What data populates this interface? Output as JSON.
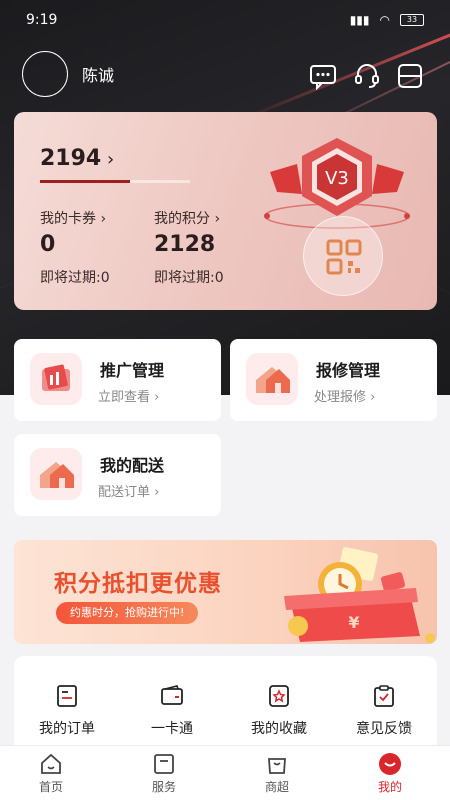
{
  "status_bar": {
    "time": "9:19",
    "battery": "33"
  },
  "user": {
    "name": "陈诚"
  },
  "member_card": {
    "growth_value": "2194",
    "growth_progress": 0.6,
    "level": "V3",
    "coupons": {
      "label": "我的卡券 ›",
      "value": "0",
      "expiring": "即将过期:0"
    },
    "points": {
      "label": "我的积分 ›",
      "value": "2128",
      "expiring": "即将过期:0"
    }
  },
  "tiles": [
    {
      "title": "推广管理",
      "sub": "立即查看 ›"
    },
    {
      "title": "报修管理",
      "sub": "处理报修 ›"
    },
    {
      "title": "我的配送",
      "sub": "配送订单 ›"
    }
  ],
  "banner": {
    "title": "积分抵扣更优惠",
    "subtitle": "约惠时分，抢购进行中!"
  },
  "services": [
    {
      "label": "我的订单",
      "icon": "order-icon"
    },
    {
      "label": "一卡通",
      "icon": "card-icon"
    },
    {
      "label": "我的收藏",
      "icon": "favorite-icon"
    },
    {
      "label": "意见反馈",
      "icon": "feedback-icon"
    }
  ],
  "tabbar": [
    {
      "label": "首页",
      "icon": "home-icon"
    },
    {
      "label": "服务",
      "icon": "service-icon"
    },
    {
      "label": "商超",
      "icon": "shop-icon"
    },
    {
      "label": "我的",
      "icon": "profile-icon",
      "active": true
    }
  ],
  "colors": {
    "accent": "#d8262c",
    "banner_text": "#e8502e",
    "card_bg": "#eec7c1"
  }
}
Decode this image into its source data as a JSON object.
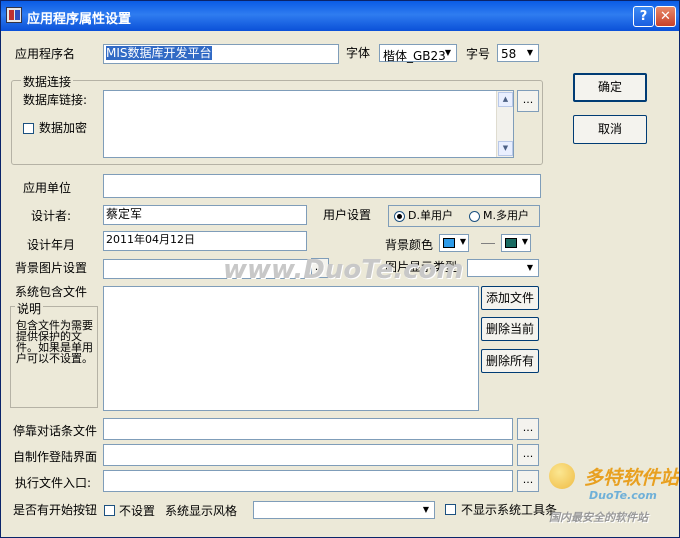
{
  "window": {
    "title": "应用程序属性设置",
    "help_label": "?",
    "close_label": "✕"
  },
  "app": {
    "name_label": "应用程序名",
    "name_value": "MIS数据库开发平台",
    "font_label": "字体",
    "font_value": "楷体_GB23",
    "size_label": "字号",
    "size_value": "58"
  },
  "db": {
    "group_title": "数据连接",
    "link_label": "数据库链接:",
    "encrypt_label": "数据加密",
    "browse_label": "..."
  },
  "buttons": {
    "ok": "确定",
    "cancel": "取消",
    "add_file": "添加文件",
    "delete_current": "删除当前",
    "delete_all": "删除所有"
  },
  "fields": {
    "unit_label": "应用单位",
    "unit_value": "",
    "designer_label": "设计者:",
    "designer_value": "蔡定军",
    "design_date_label": "设计年月",
    "design_date_value": "2011年04月12日",
    "bg_image_label": "背景图片设置",
    "bg_image_browse": "...",
    "image_display_label": "图片显示类型",
    "image_display_value": "",
    "include_files_label": "系统包含文件"
  },
  "user_settings": {
    "label": "用户设置",
    "single": "D.单用户",
    "multi": "M.多用户",
    "selected": "single"
  },
  "bg_color": {
    "label": "背景颜色",
    "color1": "#2e9be8",
    "color2": "#1a6b62"
  },
  "note": {
    "title": "说明",
    "body": "包含文件为需要提供保护的文件。如果是单用户可以不设置。"
  },
  "bottom": {
    "dock_label": "停靠对话条文件",
    "login_label": "自制作登陆界面",
    "exec_label": "执行文件入口:",
    "dock_browse": "...",
    "login_browse": "...",
    "exec_browse": "...",
    "start_btn_label": "是否有开始按钮",
    "no_setting_label": "不设置",
    "style_label": "系统显示风格",
    "style_value": "",
    "hide_toolbar_label": "不显示系统工具条"
  },
  "watermark": {
    "site": "www.DuoTe.com",
    "brand": "多特软件站",
    "brand_url": "DuoTe.com",
    "slogan": "国内最安全的软件站"
  },
  "colors": {
    "titlebar": "#0a5ce6",
    "face": "#ece9d8",
    "selection": "#316ac5"
  }
}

════════

- **WORK TO COMPLETE**: How many lines of the listing above include the word "data"? State the number and nothing else.

- **EXERCISE RESULT**: 2